▸ Your objective: Count how many lines in this material contain "unzufrieden". The answer is that number alone.

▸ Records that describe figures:
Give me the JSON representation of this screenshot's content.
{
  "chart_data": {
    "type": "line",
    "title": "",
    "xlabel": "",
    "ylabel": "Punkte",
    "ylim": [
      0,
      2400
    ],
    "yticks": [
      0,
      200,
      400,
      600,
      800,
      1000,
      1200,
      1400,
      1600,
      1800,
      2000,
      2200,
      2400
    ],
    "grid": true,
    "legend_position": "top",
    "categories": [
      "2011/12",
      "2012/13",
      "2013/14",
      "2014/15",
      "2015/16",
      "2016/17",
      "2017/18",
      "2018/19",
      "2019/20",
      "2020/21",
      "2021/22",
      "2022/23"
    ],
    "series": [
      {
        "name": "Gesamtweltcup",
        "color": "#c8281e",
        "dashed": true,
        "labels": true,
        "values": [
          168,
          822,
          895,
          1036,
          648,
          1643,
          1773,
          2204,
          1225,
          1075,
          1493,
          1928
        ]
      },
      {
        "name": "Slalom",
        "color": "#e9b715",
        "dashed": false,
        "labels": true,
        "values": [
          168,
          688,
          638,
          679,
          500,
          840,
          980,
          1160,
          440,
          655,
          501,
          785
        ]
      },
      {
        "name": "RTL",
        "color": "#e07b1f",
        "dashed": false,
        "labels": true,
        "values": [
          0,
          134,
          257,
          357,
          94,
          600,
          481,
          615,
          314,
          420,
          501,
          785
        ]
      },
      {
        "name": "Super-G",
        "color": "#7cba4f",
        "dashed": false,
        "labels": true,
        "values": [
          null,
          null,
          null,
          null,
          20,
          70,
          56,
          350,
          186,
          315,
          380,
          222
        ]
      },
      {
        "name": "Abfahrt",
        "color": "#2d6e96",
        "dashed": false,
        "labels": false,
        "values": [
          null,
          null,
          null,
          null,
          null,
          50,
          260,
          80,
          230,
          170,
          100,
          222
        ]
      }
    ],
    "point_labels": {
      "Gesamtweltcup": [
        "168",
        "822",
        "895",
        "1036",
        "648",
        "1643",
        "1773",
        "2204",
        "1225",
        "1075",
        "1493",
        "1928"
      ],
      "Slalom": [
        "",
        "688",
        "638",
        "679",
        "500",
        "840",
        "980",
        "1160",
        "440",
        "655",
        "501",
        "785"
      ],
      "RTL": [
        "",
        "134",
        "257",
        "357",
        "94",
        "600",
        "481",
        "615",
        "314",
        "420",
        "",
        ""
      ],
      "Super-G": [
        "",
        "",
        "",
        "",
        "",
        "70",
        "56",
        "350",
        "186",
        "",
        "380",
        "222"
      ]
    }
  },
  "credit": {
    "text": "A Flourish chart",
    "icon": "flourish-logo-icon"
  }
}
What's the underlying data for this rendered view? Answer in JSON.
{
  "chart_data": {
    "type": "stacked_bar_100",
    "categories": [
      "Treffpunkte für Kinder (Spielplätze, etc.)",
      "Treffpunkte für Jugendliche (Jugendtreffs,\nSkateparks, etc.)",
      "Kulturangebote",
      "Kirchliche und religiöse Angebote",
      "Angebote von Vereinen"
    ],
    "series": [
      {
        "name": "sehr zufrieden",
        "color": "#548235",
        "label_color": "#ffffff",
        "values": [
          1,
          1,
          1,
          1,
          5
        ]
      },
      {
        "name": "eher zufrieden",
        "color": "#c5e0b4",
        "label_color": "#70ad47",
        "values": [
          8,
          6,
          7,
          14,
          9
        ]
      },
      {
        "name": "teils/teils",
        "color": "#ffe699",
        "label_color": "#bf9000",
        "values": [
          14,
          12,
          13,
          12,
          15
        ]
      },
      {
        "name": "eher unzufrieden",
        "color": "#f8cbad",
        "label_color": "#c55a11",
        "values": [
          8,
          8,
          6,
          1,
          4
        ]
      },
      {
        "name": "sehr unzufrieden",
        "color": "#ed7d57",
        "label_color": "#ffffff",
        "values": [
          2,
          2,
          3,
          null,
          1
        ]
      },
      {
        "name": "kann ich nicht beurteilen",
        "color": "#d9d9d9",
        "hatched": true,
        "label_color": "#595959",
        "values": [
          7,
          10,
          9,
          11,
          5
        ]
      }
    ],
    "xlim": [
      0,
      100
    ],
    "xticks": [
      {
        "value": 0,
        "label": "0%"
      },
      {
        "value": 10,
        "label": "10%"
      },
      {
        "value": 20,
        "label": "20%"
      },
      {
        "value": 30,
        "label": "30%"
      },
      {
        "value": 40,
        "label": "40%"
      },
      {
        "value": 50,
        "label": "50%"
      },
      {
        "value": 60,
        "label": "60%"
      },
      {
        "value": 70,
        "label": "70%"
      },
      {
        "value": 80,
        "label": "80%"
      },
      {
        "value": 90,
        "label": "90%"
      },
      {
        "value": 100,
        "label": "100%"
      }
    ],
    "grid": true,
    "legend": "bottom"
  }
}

▸ Solved exercise: 2